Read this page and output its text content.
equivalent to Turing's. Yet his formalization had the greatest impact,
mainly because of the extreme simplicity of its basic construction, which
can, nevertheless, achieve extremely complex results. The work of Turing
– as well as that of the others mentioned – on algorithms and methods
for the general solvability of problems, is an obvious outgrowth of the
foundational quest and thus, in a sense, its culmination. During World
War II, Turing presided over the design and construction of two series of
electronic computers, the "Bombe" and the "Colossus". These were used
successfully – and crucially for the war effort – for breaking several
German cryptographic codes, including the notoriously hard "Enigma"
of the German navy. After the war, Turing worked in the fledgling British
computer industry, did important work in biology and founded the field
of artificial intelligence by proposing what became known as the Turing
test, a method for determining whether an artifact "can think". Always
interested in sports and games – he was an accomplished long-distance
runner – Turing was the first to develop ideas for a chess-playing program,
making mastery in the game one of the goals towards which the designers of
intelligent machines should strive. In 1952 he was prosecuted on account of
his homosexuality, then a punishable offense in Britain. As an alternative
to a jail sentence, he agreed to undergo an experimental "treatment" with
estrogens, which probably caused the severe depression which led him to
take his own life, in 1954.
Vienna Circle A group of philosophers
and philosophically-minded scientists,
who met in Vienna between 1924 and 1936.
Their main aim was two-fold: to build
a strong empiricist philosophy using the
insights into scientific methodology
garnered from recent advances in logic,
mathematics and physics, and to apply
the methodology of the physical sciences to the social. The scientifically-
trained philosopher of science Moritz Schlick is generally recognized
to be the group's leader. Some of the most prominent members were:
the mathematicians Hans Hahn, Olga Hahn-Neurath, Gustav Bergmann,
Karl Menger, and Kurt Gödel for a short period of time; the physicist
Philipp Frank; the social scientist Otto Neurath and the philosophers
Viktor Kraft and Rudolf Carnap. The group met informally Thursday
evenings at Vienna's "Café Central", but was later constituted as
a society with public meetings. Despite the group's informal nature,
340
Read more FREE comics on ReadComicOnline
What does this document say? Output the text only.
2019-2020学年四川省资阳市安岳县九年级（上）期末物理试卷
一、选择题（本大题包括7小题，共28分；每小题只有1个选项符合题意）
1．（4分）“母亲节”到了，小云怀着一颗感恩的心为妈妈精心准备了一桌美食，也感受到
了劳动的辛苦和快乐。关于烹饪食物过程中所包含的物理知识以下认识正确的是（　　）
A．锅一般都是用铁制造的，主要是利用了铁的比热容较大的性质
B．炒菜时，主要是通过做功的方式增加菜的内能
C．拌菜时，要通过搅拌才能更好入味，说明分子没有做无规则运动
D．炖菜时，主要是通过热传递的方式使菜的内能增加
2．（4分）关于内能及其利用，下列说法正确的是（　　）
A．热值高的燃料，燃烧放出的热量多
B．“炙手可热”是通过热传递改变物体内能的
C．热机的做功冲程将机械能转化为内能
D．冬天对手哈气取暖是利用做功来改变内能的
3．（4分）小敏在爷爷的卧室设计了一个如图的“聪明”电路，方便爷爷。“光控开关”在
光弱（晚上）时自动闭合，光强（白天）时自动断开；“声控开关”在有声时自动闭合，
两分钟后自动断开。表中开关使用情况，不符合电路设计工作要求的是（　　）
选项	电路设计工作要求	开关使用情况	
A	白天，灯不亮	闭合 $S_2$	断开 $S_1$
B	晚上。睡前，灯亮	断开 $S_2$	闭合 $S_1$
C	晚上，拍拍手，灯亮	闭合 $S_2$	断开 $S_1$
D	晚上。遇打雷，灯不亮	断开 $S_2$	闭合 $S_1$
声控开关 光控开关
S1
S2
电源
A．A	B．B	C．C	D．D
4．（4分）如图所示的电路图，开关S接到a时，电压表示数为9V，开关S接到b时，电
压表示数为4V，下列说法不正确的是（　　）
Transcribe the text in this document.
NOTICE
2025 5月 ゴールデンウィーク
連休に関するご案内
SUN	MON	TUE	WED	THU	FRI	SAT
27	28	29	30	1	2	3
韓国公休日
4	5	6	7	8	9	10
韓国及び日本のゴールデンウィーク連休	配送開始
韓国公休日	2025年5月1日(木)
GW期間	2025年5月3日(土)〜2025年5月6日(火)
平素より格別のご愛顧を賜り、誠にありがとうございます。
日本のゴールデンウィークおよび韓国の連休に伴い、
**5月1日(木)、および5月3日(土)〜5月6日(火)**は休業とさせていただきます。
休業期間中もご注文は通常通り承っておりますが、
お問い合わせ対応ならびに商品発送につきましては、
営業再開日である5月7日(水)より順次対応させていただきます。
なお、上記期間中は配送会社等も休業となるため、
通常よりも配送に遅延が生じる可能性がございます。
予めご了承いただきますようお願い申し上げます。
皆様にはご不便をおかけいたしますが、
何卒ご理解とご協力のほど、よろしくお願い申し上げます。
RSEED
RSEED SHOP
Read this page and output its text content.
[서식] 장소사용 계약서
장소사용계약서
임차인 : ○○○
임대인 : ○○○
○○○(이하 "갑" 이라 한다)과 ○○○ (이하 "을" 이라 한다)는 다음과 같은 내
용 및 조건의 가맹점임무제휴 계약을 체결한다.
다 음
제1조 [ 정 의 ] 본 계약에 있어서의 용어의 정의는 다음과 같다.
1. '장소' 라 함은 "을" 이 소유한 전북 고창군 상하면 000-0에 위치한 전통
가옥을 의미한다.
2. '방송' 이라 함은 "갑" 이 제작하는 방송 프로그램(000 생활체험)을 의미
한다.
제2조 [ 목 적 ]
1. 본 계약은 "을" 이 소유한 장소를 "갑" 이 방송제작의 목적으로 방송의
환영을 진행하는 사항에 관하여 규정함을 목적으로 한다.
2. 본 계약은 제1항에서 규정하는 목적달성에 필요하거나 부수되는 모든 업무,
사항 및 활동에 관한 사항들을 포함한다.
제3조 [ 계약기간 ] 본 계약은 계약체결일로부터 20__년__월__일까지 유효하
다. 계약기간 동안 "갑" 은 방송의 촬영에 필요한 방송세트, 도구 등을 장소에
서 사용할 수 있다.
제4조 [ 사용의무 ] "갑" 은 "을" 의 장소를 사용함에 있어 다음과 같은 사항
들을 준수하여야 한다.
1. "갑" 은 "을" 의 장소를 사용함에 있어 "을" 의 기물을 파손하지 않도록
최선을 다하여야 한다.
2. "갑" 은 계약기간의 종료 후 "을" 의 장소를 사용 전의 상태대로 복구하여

● **Exercise goal**
Output the listing above word for word.

● **Answer to this task**
Read this page and output its text content.
equivalent to Turing's. Yet his formalization had the greatest impact,
mainly because of the extreme simplicity of its basic construction, which
can, nevertheless, achieve extremely complex results. The work of Turing
– as well as that of the others mentioned – on algorithms and methods
for the general solvability of problems, is an obvious outgrowth of the
foundational quest and thus, in a sense, its culmination. During World
War II, Turing presided over the design and construction of two series of
electronic computers, the "Bombe" and the "Colossus". These were used
successfully – and crucially for the war effort – for breaking several
German cryptographic codes, including the notoriously hard "Enigma"
of the German navy. After the war, Turing worked in the fledgling British
computer industry, did important work in biology and founded the field
of artificial intelligence by proposing what became known as the Turing
test, a method for determining whether an artifact "can think". Always
interested in sports and games – he was an accomplished long-distance
runner – Turing was the first to develop ideas for a chess-playing program,
making mastery in the game one of the goals towards which the designers of
intelligent machines should strive. In 1952 he was prosecuted on account of
his homosexuality, then a punishable offense in Britain. As an alternative
to a jail sentence, he agreed to undergo an experimental "treatment" with
estrogens, which probably caused the severe depression which led him to
take his own life, in 1954.
Vienna Circle A group of philosophers
and philosophically-minded scientists,
who met in Vienna between 1924 and 1936.
Their main aim was two-fold: to build
a strong empiricist philosophy using the
insights into scientific methodology
garnered from recent advances in logic,
mathematics and physics, and to apply
the methodology of the physical sciences to the social. The scientifically-
trained philosopher of science Moritz Schlick is generally recognized
to be the group's leader. Some of the most prominent members were:
the mathematicians Hans Hahn, Olga Hahn-Neurath, Gustav Bergmann,
Karl Menger, and Kurt Gödel for a short period of time; the physicist
Philipp Frank; the social scientist Otto Neurath and the philosophers
Viktor Kraft and Rudolf Carnap. The group met informally Thursday
evenings at Vienna's "Café Central", but was later constituted as
a society with public meetings. Despite the group's informal nature,
340
Read more FREE comics on ReadComicOnline
What does this document say? Output the text only.
2019-2020学年四川省资阳市安岳县九年级（上）期末物理试卷
一、选择题（本大题包括7小题，共28分；每小题只有1个选项符合题意）
1．（4分）“母亲节”到了，小云怀着一颗感恩的心为妈妈精心准备了一桌美食，也感受到
了劳动的辛苦和快乐。关于烹饪食物过程中所包含的物理知识以下认识正确的是（　　）
A．锅一般都是用铁制造的，主要是利用了铁的比热容较大的性质
B．炒菜时，主要是通过做功的方式增加菜的内能
C．拌菜时，要通过搅拌才能更好入味，说明分子没有做无规则运动
D．炖菜时，主要是通过热传递的方式使菜的内能增加
2．（4分）关于内能及其利用，下列说法正确的是（　　）
A．热值高的燃料，燃烧放出的热量多
B．“炙手可热”是通过热传递改变物体内能的
C．热机的做功冲程将机械能转化为内能
D．冬天对手哈气取暖是利用做功来改变内能的
3．（4分）小敏在爷爷的卧室设计了一个如图的“聪明”电路，方便爷爷。“光控开关”在
光弱（晚上）时自动闭合，光强（白天）时自动断开；“声控开关”在有声时自动闭合，
两分钟后自动断开。表中开关使用情况，不符合电路设计工作要求的是（　　）
选项	电路设计工作要求	开关使用情况	
A	白天，灯不亮	闭合 $S_2$	断开 $S_1$
B	晚上。睡前，灯亮	断开 $S_2$	闭合 $S_1$
C	晚上，拍拍手，灯亮	闭合 $S_2$	断开 $S_1$
D	晚上。遇打雷，灯不亮	断开 $S_2$	闭合 $S_1$
声控开关 光控开关
S1
S2
电源
A．A	B．B	C．C	D．D
4．（4分）如图所示的电路图，开关S接到a时，电压表示数为9V，开关S接到b时，电
压表示数为4V，下列说法不正确的是（　　）
Transcribe the text in this document.
NOTICE
2025 5月 ゴールデンウィーク
連休に関するご案内
SUN	MON	TUE	WED	THU	FRI	SAT
27	28	29	30	1	2	3
韓国公休日
4	5	6	7	8	9	10
韓国及び日本のゴールデンウィーク連休	配送開始
韓国公休日	2025年5月1日(木)
GW期間	2025年5月3日(土)〜2025年5月6日(火)
平素より格別のご愛顧を賜り、誠にありがとうございます。
日本のゴールデンウィークおよび韓国の連休に伴い、
**5月1日(木)、および5月3日(土)〜5月6日(火)**は休業とさせていただきます。
休業期間中もご注文は通常通り承っておりますが、
お問い合わせ対応ならびに商品発送につきましては、
営業再開日である5月7日(水)より順次対応させていただきます。
なお、上記期間中は配送会社等も休業となるため、
通常よりも配送に遅延が生じる可能性がございます。
予めご了承いただきますようお願い申し上げます。
皆様にはご不便をおかけいたしますが、
何卒ご理解とご協力のほど、よろしくお願い申し上げます。
RSEED
RSEED SHOP
Read this page and output its text content.
[서식] 장소사용 계약서
장소사용계약서
임차인 : ○○○
임대인 : ○○○
○○○(이하 "갑" 이라 한다)과 ○○○ (이하 "을" 이라 한다)는 다음과 같은 내
용 및 조건의 가맹점임무제휴 계약을 체결한다.
다 음
제1조 [ 정 의 ] 본 계약에 있어서의 용어의 정의는 다음과 같다.
1. '장소' 라 함은 "을" 이 소유한 전북 고창군 상하면 000-0에 위치한 전통
가옥을 의미한다.
2. '방송' 이라 함은 "갑" 이 제작하는 방송 프로그램(000 생활체험)을 의미
한다.
제2조 [ 목 적 ]
1. 본 계약은 "을" 이 소유한 장소를 "갑" 이 방송제작의 목적으로 방송의
환영을 진행하는 사항에 관하여 규정함을 목적으로 한다.
2. 본 계약은 제1항에서 규정하는 목적달성에 필요하거나 부수되는 모든 업무,
사항 및 활동에 관한 사항들을 포함한다.
제3조 [ 계약기간 ] 본 계약은 계약체결일로부터 20__년__월__일까지 유효하
다. 계약기간 동안 "갑" 은 방송의 촬영에 필요한 방송세트, 도구 등을 장소에
서 사용할 수 있다.
제4조 [ 사용의무 ] "갑" 은 "을" 의 장소를 사용함에 있어 다음과 같은 사항
들을 준수하여야 한다.
1. "갑" 은 "을" 의 장소를 사용함에 있어 "을" 의 기물을 파손하지 않도록
최선을 다하여야 한다.
2. "갑" 은 계약기간의 종료 후 "을" 의 장소를 사용 전의 상태대로 복구하여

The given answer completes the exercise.